Each line of the material must be returned exactly.

# start of Records

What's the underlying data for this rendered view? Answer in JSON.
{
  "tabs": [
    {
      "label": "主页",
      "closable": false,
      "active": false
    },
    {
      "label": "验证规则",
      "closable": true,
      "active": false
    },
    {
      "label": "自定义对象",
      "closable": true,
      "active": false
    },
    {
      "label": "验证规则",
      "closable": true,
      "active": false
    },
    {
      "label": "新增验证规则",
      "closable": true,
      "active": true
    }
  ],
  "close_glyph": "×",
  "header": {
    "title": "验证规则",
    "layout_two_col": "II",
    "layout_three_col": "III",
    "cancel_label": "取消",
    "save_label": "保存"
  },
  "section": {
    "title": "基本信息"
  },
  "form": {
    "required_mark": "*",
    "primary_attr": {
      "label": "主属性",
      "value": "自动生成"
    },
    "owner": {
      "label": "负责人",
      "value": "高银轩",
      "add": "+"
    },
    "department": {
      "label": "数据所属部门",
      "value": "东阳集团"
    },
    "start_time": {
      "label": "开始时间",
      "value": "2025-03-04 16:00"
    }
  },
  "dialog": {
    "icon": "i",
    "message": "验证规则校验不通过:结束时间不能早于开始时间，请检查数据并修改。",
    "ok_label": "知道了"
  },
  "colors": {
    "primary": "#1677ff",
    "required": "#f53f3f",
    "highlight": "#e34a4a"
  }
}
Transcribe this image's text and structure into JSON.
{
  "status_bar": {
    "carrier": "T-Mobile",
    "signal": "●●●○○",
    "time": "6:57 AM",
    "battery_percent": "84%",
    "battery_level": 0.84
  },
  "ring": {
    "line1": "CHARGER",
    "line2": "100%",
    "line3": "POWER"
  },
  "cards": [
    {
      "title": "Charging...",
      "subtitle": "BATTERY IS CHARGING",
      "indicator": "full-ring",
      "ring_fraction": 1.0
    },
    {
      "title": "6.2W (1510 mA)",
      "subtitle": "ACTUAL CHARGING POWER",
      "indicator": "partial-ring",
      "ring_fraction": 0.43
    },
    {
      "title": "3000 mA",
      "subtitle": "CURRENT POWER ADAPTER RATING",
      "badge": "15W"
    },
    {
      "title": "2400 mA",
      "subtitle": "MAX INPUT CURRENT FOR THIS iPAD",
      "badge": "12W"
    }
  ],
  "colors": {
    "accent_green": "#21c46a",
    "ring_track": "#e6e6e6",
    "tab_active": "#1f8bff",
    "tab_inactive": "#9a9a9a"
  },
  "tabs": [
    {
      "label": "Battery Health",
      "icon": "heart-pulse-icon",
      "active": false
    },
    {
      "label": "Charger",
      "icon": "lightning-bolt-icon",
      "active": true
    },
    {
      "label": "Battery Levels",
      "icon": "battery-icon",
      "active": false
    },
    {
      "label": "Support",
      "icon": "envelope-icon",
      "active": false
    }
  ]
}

# end of Records

Problem solution:
What's the underlying data for this rendered view? Answer in JSON.
{
  "tabs": [
    {
      "label": "主页",
      "closable": false,
      "active": false
    },
    {
      "label": "验证规则",
      "closable": true,
      "active": false
    },
    {
      "label": "自定义对象",
      "closable": true,
      "active": false
    },
    {
      "label": "验证规则",
      "closable": true,
      "active": false
    },
    {
      "label": "新增验证规则",
      "closable": true,
      "active": true
    }
  ],
  "close_glyph": "×",
  "header": {
    "title": "验证规则",
    "layout_two_col": "II",
    "layout_three_col": "III",
    "cancel_label": "取消",
    "save_label": "保存"
  },
  "section": {
    "title": "基本信息"
  },
  "form": {
    "required_mark": "*",
    "primary_attr": {
      "label": "主属性",
      "value": "自动生成"
    },
    "owner": {
      "label": "负责人",
      "value": "高银轩",
      "add": "+"
    },
    "department": {
      "label": "数据所属部门",
      "value": "东阳集团"
    },
    "start_time": {
      "label": "开始时间",
      "value": "2025-03-04 16:00"
    }
  },
  "dialog": {
    "icon": "i",
    "message": "验证规则校验不通过:结束时间不能早于开始时间，请检查数据并修改。",
    "ok_label": "知道了"
  },
  "colors": {
    "primary": "#1677ff",
    "required": "#f53f3f",
    "highlight": "#e34a4a"
  }
}
Transcribe this image's text and structure into JSON.
{
  "status_bar": {
    "carrier": "T-Mobile",
    "signal": "●●●○○",
    "time": "6:57 AM",
    "battery_percent": "84%",
    "battery_level": 0.84
  },
  "ring": {
    "line1": "CHARGER",
    "line2": "100%",
    "line3": "POWER"
  },
  "cards": [
    {
      "title": "Charging...",
      "subtitle": "BATTERY IS CHARGING",
      "indicator": "full-ring",
      "ring_fraction": 1.0
    },
    {
      "title": "6.2W (1510 mA)",
      "subtitle": "ACTUAL CHARGING POWER",
      "indicator": "partial-ring",
      "ring_fraction": 0.43
    },
    {
      "title": "3000 mA",
      "subtitle": "CURRENT POWER ADAPTER RATING",
      "badge": "15W"
    },
    {
      "title": "2400 mA",
      "subtitle": "MAX INPUT CURRENT FOR THIS iPAD",
      "badge": "12W"
    }
  ],
  "colors": {
    "accent_green": "#21c46a",
    "ring_track": "#e6e6e6",
    "tab_active": "#1f8bff",
    "tab_inactive": "#9a9a9a"
  },
  "tabs": [
    {
      "label": "Battery Health",
      "icon": "heart-pulse-icon",
      "active": false
    },
    {
      "label": "Charger",
      "icon": "lightning-bolt-icon",
      "active": true
    },
    {
      "label": "Battery Levels",
      "icon": "battery-icon",
      "active": false
    },
    {
      "label": "Support",
      "icon": "envelope-icon",
      "active": false
    }
  ]
}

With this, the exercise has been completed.